Pick out each line containing the string "come" and copy it.

== SUPPLIED MATERIAL

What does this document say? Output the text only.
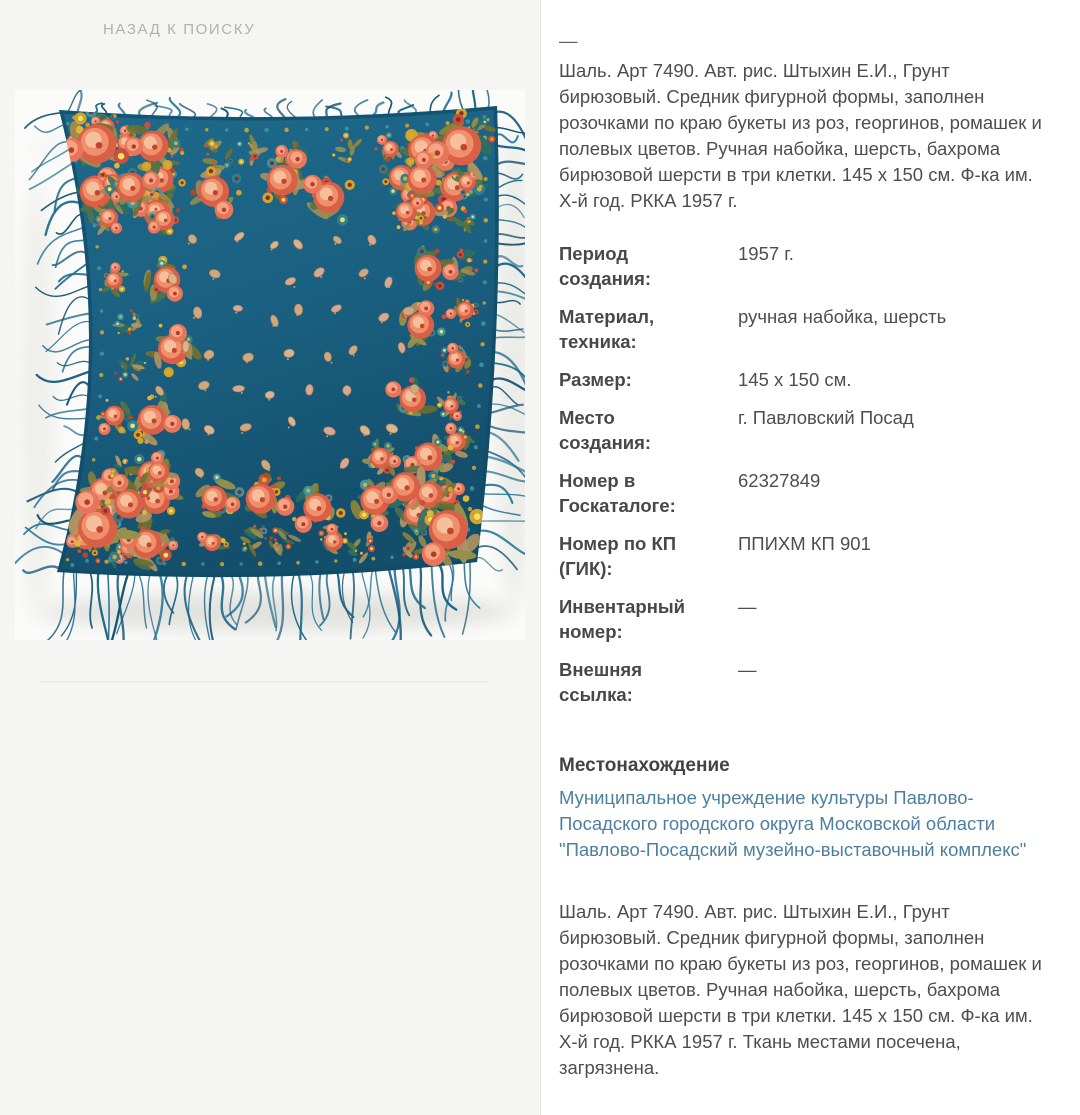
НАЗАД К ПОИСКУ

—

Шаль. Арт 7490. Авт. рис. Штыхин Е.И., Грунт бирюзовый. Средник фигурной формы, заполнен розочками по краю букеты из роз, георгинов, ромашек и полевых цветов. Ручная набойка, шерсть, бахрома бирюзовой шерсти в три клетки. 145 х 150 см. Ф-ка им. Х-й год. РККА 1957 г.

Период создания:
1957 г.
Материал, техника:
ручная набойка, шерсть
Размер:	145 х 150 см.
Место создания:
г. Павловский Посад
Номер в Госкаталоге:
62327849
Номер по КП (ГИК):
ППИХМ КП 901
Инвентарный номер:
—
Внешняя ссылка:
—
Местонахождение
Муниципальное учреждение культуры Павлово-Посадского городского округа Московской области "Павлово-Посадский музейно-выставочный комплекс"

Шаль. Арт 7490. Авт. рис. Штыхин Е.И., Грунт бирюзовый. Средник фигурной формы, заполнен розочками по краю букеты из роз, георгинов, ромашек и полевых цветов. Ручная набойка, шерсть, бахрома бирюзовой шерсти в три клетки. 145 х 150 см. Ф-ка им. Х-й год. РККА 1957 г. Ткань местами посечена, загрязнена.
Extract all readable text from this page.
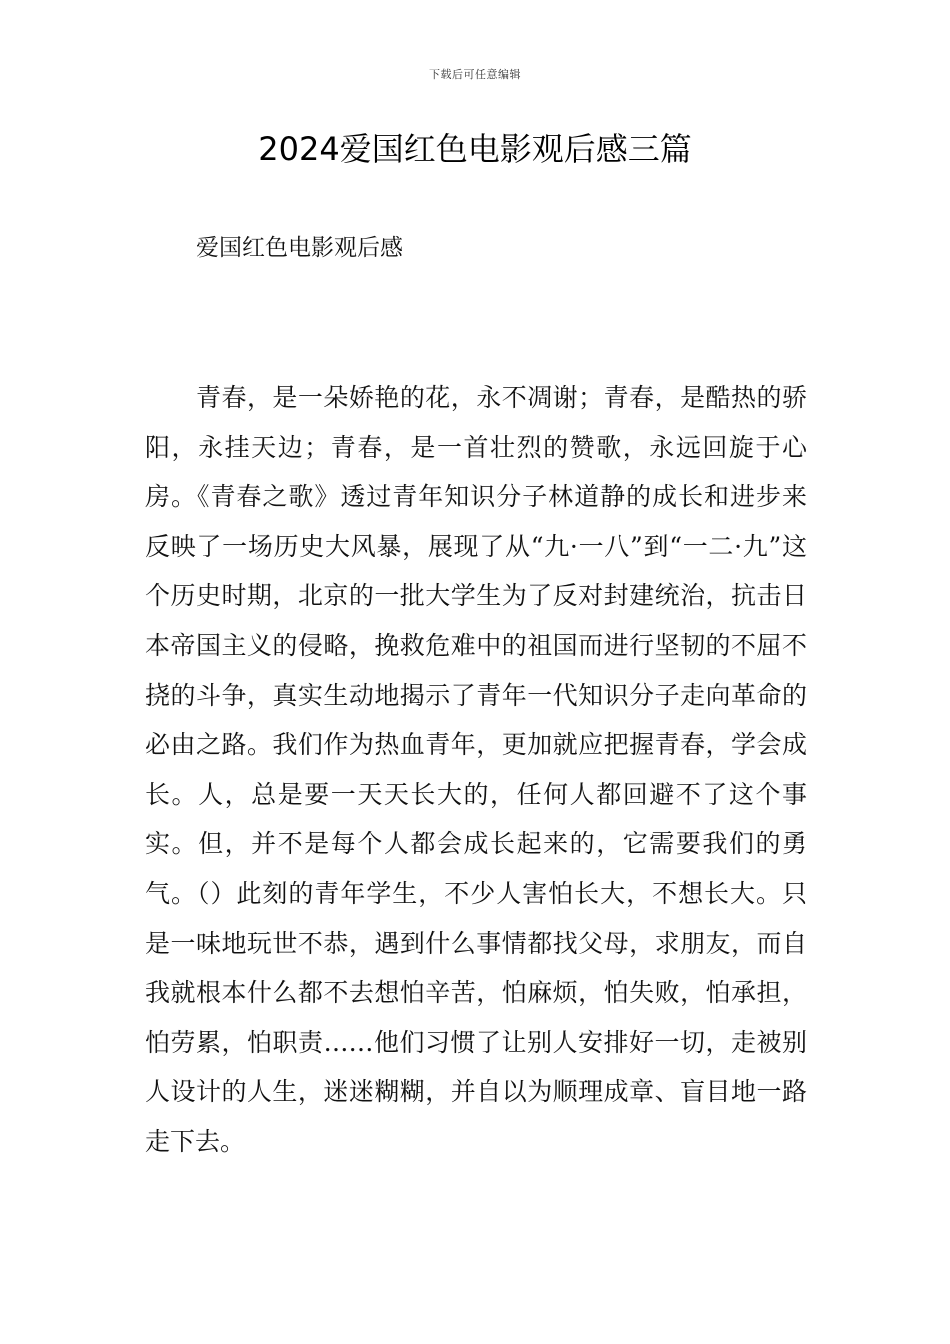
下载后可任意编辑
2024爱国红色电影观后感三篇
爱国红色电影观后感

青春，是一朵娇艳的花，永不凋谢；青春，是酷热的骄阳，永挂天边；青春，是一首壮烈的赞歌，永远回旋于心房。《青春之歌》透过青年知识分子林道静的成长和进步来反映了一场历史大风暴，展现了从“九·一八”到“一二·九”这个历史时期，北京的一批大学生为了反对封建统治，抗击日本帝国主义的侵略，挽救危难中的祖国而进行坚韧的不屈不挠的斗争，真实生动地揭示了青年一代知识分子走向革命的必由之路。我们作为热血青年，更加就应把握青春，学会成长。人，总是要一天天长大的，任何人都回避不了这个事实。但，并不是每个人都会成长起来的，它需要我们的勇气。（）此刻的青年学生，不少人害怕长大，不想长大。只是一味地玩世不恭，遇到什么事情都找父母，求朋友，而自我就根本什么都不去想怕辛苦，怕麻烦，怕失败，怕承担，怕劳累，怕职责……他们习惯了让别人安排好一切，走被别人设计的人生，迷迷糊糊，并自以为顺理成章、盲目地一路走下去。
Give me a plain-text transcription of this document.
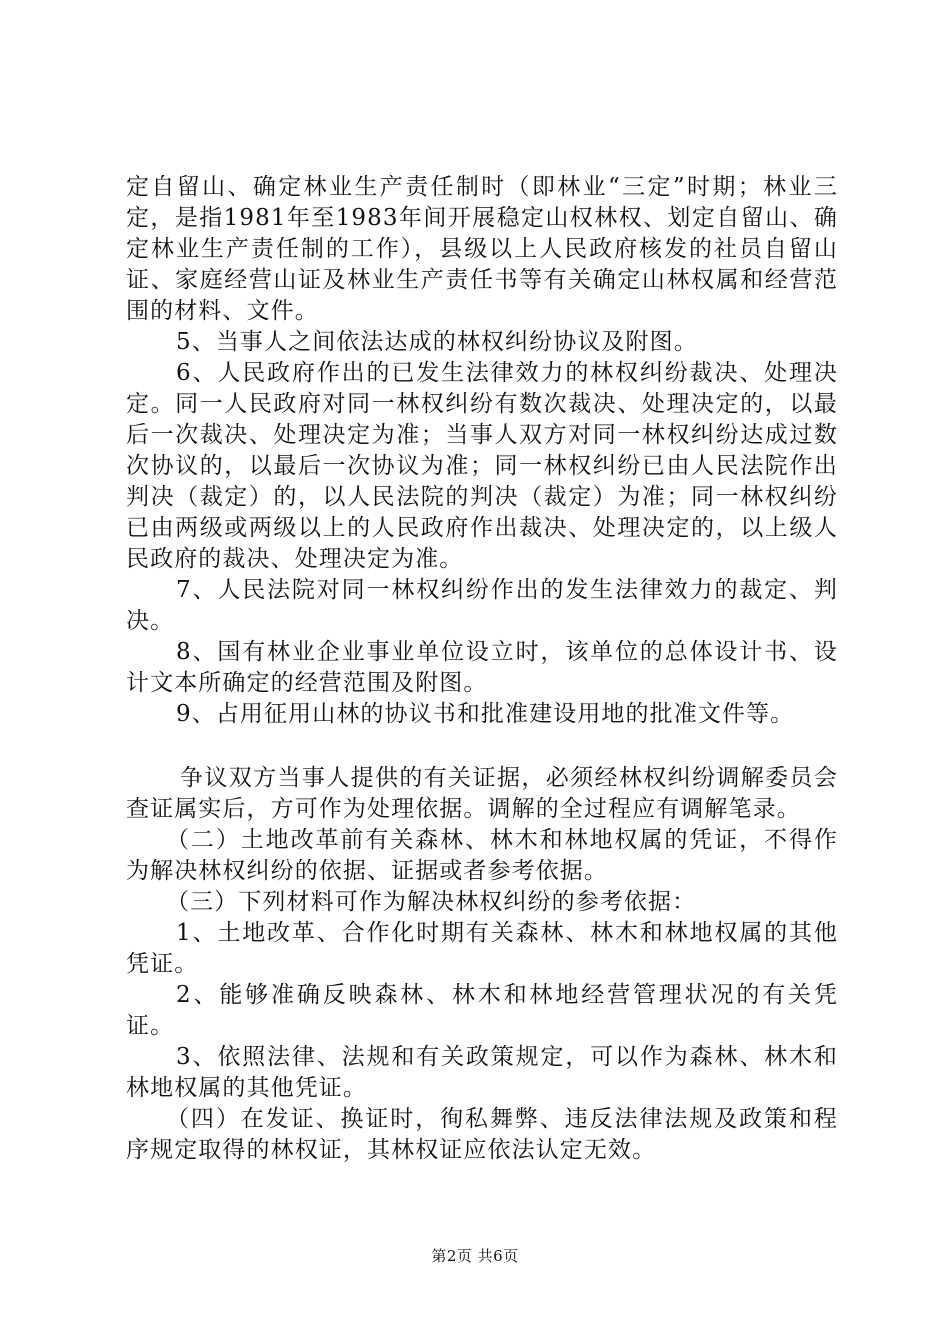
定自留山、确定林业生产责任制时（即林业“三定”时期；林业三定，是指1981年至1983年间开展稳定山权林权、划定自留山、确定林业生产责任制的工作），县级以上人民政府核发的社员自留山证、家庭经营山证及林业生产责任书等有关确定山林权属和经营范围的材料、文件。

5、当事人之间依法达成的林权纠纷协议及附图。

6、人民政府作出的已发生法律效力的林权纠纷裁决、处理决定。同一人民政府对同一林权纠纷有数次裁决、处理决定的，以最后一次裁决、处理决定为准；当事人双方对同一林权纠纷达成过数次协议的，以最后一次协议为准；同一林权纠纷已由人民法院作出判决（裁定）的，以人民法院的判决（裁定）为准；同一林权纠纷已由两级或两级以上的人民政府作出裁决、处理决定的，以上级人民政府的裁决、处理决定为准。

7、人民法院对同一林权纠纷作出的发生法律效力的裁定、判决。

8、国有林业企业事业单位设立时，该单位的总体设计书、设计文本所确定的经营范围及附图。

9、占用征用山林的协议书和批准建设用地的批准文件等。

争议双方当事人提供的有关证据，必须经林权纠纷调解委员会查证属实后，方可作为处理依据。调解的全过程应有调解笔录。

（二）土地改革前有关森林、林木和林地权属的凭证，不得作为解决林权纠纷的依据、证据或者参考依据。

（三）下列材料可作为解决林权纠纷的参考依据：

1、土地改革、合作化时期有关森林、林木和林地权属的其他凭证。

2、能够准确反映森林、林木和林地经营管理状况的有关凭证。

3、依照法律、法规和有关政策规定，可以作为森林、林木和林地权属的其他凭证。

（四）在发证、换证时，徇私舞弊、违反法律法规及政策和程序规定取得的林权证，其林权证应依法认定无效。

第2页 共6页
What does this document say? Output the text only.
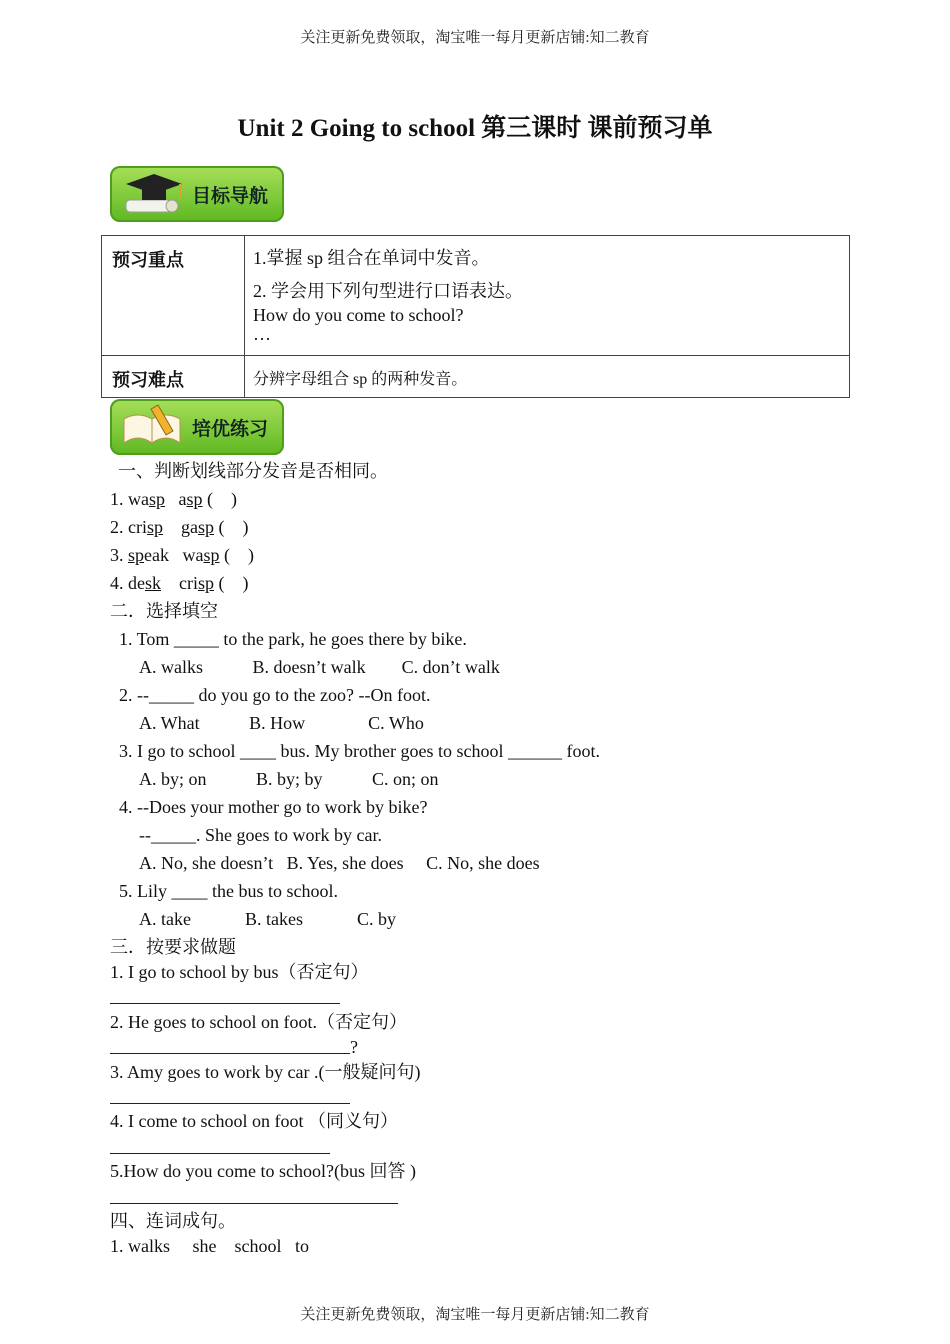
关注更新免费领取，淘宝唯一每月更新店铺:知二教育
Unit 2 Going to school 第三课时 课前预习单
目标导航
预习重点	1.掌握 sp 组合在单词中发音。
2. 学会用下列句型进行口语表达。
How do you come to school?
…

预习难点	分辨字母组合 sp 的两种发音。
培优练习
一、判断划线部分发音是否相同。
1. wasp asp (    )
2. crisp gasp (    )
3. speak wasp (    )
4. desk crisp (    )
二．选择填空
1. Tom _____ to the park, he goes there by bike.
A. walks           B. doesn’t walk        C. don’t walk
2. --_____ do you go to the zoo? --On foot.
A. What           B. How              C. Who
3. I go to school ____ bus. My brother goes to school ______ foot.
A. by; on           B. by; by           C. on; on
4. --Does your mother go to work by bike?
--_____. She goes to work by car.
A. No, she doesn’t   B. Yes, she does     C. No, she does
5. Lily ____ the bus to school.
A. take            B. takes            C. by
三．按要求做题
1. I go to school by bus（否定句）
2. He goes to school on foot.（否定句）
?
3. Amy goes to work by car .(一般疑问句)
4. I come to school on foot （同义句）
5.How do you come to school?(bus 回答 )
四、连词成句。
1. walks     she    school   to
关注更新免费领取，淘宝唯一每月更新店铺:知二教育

====

**EXPECTED ANSWER**
How do you come to school?
4. I come to school on foot （同义句）
5.How do you come to school?(bus 回答 )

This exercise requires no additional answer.